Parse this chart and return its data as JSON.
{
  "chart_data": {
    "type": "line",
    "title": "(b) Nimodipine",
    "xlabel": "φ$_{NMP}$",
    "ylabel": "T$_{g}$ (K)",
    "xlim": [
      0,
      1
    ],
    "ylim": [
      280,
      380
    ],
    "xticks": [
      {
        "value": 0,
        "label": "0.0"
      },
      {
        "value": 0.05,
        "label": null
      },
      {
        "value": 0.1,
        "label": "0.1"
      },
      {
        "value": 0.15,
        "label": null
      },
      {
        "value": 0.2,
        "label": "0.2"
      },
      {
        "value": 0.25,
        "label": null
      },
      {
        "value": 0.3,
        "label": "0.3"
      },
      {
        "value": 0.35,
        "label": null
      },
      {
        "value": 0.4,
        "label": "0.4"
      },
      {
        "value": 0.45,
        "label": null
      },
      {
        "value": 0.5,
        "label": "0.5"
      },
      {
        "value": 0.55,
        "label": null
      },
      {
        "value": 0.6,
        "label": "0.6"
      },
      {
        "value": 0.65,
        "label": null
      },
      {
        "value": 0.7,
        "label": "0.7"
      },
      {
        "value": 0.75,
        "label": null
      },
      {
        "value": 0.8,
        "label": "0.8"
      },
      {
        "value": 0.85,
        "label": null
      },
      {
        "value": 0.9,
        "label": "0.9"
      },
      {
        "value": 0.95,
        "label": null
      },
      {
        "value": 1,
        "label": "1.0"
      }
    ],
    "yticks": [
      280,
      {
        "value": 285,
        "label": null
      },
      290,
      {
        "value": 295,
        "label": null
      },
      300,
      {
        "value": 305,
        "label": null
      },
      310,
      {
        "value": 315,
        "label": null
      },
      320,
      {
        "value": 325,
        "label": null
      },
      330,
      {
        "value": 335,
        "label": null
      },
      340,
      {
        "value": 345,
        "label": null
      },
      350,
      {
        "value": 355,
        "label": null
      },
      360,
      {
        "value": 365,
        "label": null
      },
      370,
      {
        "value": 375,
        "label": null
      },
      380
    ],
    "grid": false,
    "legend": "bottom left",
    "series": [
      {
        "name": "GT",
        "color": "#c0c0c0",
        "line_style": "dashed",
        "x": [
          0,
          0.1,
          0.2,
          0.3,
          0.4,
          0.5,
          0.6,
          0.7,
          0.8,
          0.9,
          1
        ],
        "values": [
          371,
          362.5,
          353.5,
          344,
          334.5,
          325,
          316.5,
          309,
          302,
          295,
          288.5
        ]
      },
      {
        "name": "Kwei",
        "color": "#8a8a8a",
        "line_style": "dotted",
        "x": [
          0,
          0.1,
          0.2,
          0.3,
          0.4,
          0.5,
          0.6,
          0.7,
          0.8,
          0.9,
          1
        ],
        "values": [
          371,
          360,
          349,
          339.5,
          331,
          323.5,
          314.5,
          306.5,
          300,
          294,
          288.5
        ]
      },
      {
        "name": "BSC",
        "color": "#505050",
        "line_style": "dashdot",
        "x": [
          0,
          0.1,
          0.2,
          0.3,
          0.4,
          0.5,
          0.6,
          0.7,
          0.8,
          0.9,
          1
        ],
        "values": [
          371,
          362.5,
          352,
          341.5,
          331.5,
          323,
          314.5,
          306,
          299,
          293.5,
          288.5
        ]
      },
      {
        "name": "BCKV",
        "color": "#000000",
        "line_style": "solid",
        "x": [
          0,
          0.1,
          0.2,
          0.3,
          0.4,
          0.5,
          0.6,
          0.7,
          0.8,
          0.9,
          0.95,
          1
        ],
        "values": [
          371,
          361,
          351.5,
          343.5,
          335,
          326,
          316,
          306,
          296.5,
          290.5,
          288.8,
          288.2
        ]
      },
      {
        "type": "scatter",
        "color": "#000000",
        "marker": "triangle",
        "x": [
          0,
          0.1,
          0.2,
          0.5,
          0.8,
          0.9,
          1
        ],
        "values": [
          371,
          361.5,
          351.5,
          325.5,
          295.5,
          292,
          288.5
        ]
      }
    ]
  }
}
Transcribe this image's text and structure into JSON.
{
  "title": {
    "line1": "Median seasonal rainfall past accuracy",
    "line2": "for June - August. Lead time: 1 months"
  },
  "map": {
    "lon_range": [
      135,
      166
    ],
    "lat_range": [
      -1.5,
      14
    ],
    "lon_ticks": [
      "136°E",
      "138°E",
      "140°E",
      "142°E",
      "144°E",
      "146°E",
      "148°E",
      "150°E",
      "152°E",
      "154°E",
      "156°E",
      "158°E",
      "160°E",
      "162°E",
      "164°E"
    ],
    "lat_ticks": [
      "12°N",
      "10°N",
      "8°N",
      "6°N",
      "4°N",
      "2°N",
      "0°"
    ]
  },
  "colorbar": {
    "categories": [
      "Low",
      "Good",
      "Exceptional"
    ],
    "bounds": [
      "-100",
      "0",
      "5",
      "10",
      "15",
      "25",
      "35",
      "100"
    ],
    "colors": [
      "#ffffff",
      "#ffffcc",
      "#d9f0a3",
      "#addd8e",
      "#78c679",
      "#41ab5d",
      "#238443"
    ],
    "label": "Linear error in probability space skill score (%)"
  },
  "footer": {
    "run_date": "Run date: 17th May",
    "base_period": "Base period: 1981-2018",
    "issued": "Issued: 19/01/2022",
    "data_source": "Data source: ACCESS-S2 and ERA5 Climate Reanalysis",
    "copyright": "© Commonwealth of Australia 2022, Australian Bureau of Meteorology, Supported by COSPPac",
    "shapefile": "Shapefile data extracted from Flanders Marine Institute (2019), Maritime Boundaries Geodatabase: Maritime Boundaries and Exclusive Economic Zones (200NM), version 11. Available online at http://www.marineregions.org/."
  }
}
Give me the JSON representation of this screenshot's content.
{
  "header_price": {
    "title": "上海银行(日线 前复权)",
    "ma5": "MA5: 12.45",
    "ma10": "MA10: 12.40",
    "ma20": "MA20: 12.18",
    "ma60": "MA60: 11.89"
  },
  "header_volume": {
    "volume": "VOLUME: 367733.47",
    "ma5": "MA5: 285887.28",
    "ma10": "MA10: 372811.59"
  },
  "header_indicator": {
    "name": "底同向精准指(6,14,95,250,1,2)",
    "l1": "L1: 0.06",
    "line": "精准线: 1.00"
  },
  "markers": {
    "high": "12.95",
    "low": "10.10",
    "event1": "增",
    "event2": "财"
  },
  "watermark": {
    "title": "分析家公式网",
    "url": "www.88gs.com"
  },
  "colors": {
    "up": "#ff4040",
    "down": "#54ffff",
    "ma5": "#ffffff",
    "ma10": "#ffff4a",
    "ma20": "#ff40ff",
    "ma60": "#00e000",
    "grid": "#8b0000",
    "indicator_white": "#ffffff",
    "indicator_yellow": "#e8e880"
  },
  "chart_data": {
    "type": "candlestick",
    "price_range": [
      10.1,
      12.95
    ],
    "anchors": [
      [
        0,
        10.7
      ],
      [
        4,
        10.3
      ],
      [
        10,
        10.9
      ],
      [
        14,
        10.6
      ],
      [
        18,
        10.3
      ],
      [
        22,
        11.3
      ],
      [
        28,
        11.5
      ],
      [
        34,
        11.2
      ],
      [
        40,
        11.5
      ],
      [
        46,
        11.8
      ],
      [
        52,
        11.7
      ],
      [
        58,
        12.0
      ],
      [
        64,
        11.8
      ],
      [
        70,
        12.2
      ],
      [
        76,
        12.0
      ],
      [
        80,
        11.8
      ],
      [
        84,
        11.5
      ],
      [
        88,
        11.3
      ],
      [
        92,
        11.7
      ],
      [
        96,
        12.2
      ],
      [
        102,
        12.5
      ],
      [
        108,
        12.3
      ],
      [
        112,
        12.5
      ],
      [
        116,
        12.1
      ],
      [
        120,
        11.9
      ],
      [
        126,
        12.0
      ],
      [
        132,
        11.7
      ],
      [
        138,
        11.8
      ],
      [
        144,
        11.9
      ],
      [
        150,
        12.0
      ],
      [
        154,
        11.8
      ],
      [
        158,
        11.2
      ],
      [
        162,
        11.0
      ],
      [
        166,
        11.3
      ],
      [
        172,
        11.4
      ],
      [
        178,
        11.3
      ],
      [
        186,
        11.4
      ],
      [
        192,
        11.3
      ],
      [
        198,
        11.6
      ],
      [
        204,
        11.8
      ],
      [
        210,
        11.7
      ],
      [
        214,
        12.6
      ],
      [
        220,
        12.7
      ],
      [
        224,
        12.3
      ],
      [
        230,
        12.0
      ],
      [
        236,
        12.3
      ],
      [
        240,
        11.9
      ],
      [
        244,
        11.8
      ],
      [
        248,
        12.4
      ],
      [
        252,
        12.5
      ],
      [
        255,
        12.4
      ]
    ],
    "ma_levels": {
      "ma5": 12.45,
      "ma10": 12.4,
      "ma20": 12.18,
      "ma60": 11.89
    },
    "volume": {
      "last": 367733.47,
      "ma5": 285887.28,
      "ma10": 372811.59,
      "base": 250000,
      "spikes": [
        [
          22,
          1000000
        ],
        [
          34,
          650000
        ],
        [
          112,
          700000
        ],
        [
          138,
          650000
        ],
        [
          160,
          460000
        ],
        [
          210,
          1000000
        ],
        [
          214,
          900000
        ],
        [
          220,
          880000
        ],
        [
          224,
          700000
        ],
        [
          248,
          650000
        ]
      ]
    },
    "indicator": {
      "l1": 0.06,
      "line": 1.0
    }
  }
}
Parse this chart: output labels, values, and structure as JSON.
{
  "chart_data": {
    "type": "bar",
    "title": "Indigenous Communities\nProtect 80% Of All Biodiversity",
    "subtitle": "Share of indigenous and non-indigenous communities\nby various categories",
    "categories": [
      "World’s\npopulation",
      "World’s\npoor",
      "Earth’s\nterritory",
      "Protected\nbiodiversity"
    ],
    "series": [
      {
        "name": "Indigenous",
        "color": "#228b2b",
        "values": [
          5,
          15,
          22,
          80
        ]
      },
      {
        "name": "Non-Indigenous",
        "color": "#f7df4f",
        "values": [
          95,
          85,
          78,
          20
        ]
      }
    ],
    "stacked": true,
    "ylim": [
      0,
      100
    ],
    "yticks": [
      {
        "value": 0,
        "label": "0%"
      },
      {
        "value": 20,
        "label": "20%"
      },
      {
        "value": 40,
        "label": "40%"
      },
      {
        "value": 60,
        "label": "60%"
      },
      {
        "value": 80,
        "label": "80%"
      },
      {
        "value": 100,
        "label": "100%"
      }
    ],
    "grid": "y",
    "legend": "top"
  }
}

:: DIRECTIVE ::
Lines that hold "this" are the ones to copy; find all of them.

:: EXERCISE SOLUTION ::
Parse this chart and return its data as JSON.
Transcribe this image's text and structure into JSON.
Give me the JSON representation of this screenshot's content.
Parse this chart: output labels, values, and structure as JSON.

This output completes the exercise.